Items from a dataset:
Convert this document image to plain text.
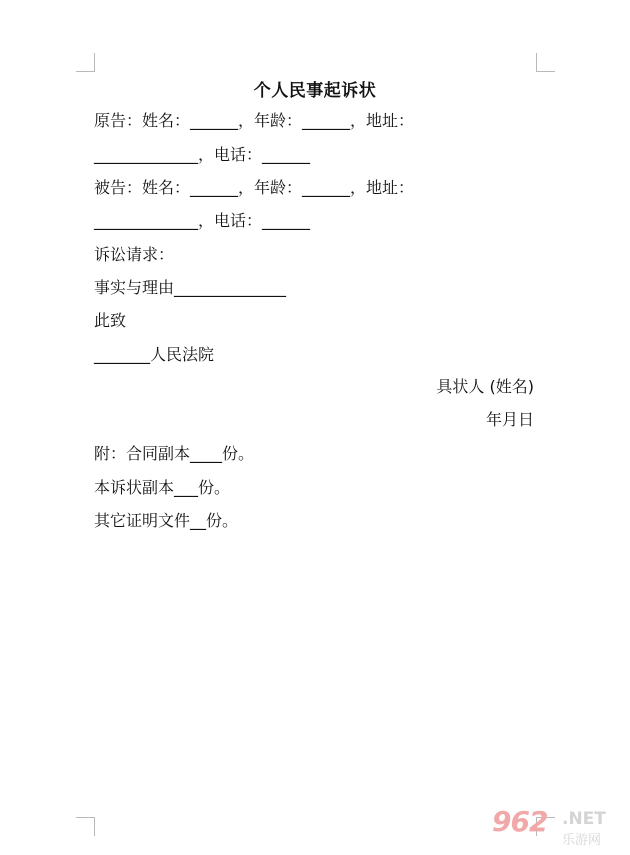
个人民事起诉状
原告：姓名：______，年龄：______，地址：
_____________，电话：______
被告：姓名：______，年龄：______，地址：
_____________，电话：______
诉讼请求：
事实与理由______________
此致
_______人民法院
具状人 (姓名)
年月日
附：合同副本____份。
本诉状副本___份。
其它证明文件__份。
962 .NET
乐游网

REQUIRED WORK —
Write out the records above once more, word for word, with no pictures.

WORKED ANSWER —
Convert this document image to plain text.
个人民事起诉状
原告：姓名：______，年龄：______，地址：
_____________，电话：______
被告：姓名：______，年龄：______，地址：
_____________，电话：______
诉讼请求：
事实与理由______________
此致
_______人民法院
具状人 (姓名)
年月日
附：合同副本____份。
本诉状副本___份。
其它证明文件__份。
962 .NET
乐游网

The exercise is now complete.